Problem to solve —
Copy out each line that mentions the word "text".

Entries with figure data —
▼▼▼

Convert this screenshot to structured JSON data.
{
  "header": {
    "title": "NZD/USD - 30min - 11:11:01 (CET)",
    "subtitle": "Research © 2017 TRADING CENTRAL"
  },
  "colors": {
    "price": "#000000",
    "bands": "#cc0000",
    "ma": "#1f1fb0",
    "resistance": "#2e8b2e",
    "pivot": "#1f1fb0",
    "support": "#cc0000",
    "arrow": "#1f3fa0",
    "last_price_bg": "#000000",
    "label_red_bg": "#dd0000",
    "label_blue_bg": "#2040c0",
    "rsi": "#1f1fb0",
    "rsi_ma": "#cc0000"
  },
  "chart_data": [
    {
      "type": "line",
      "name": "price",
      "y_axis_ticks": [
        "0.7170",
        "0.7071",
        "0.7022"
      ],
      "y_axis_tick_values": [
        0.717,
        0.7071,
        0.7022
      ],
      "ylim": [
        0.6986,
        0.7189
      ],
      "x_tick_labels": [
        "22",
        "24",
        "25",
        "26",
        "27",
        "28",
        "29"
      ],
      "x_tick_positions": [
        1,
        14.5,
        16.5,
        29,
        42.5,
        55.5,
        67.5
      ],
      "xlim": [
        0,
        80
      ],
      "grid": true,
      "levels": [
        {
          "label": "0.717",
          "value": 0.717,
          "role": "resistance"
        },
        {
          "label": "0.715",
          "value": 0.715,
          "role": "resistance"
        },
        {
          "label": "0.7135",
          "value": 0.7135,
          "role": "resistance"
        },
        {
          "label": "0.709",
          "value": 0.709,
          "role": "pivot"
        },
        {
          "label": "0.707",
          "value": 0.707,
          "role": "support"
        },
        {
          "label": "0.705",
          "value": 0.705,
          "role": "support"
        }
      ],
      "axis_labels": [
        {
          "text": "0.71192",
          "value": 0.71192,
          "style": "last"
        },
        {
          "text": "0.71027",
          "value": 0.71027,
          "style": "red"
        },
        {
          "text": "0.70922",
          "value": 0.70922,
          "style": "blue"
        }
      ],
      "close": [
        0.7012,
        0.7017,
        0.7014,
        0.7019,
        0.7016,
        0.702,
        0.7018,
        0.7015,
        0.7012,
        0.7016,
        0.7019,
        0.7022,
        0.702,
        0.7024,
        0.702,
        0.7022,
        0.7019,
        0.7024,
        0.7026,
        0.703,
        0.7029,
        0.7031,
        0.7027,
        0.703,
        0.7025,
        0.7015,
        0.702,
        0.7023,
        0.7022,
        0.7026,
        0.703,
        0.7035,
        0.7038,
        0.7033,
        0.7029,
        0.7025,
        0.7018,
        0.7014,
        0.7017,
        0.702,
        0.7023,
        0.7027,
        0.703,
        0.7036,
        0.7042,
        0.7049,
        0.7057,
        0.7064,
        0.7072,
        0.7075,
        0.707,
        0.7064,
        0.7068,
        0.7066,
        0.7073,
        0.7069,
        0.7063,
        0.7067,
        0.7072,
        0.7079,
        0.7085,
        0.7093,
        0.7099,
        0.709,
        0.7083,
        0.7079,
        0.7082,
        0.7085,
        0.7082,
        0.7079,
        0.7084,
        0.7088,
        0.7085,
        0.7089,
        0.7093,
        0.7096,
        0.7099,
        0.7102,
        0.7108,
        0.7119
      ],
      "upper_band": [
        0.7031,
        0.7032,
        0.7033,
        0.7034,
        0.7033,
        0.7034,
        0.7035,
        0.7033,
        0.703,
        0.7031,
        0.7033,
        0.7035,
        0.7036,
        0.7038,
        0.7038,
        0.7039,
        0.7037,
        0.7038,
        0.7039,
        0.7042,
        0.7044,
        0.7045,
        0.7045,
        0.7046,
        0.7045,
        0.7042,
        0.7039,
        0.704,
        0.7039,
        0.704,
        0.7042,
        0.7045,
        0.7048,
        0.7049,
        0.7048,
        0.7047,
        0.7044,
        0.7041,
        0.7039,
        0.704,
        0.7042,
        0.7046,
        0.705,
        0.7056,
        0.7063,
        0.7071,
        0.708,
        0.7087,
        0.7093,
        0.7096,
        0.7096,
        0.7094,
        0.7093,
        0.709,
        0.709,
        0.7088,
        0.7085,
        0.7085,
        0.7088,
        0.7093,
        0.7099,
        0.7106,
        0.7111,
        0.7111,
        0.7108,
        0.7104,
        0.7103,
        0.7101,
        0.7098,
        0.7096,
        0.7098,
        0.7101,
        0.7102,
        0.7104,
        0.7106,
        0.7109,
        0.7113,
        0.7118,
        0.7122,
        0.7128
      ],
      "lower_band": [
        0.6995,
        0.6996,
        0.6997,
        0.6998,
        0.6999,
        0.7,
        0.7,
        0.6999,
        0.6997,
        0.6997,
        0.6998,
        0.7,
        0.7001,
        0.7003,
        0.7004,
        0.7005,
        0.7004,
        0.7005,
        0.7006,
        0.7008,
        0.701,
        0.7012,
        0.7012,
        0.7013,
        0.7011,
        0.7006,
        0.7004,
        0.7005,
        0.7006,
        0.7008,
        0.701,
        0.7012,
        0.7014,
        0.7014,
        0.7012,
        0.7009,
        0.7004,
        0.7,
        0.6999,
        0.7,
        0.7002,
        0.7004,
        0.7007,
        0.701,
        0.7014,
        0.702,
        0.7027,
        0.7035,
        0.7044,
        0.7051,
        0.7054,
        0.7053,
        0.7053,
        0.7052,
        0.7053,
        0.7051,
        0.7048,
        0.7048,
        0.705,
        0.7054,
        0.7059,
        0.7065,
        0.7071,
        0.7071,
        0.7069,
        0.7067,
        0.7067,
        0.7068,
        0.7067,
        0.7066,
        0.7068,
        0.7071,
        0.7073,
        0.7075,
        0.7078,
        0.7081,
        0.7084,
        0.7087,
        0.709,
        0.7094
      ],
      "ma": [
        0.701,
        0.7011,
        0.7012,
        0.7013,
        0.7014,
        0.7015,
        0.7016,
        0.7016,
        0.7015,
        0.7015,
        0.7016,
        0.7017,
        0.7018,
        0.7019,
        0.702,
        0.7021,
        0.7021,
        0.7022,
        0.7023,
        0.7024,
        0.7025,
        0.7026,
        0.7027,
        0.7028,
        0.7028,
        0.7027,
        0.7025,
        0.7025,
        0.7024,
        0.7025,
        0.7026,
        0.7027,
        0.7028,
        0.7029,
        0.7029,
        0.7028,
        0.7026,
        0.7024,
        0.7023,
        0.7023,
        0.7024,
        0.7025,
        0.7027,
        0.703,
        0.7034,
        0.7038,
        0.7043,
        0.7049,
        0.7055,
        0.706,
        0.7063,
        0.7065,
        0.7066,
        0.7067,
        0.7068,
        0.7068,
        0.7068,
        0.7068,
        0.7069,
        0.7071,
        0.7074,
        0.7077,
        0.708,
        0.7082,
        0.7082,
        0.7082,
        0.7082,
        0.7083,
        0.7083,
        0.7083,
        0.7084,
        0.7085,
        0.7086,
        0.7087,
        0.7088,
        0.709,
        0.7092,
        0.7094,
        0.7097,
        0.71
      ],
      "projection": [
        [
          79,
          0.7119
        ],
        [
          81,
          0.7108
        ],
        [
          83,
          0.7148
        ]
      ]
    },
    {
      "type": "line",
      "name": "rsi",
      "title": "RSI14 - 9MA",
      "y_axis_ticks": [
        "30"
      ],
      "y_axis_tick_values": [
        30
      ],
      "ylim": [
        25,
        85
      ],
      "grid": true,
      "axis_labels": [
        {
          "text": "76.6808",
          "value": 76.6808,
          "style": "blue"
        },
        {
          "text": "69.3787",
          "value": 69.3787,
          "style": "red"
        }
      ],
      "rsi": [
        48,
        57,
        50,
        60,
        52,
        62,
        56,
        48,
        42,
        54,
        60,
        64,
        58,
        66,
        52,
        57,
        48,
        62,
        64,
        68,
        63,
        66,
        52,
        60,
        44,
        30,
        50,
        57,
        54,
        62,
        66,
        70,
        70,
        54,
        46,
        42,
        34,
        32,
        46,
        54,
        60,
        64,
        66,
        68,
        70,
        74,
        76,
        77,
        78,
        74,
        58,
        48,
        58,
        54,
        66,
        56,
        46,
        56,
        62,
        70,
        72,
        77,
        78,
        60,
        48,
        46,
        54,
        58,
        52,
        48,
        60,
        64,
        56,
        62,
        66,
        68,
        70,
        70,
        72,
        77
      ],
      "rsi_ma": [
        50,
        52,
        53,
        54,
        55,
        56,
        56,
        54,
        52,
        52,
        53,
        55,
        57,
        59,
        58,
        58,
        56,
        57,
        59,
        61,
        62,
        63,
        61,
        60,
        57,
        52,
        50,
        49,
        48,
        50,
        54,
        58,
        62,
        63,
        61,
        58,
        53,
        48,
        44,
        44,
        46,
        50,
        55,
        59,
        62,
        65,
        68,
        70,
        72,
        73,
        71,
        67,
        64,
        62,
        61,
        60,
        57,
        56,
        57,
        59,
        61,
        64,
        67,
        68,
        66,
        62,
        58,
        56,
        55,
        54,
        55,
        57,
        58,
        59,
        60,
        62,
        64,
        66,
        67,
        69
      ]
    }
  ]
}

▲▲▲

The solution —
          "text": "0.71192",
          "text": "0.71027",
          "text": "0.70922",
          "text": "76.6808",
          "text": "69.3787",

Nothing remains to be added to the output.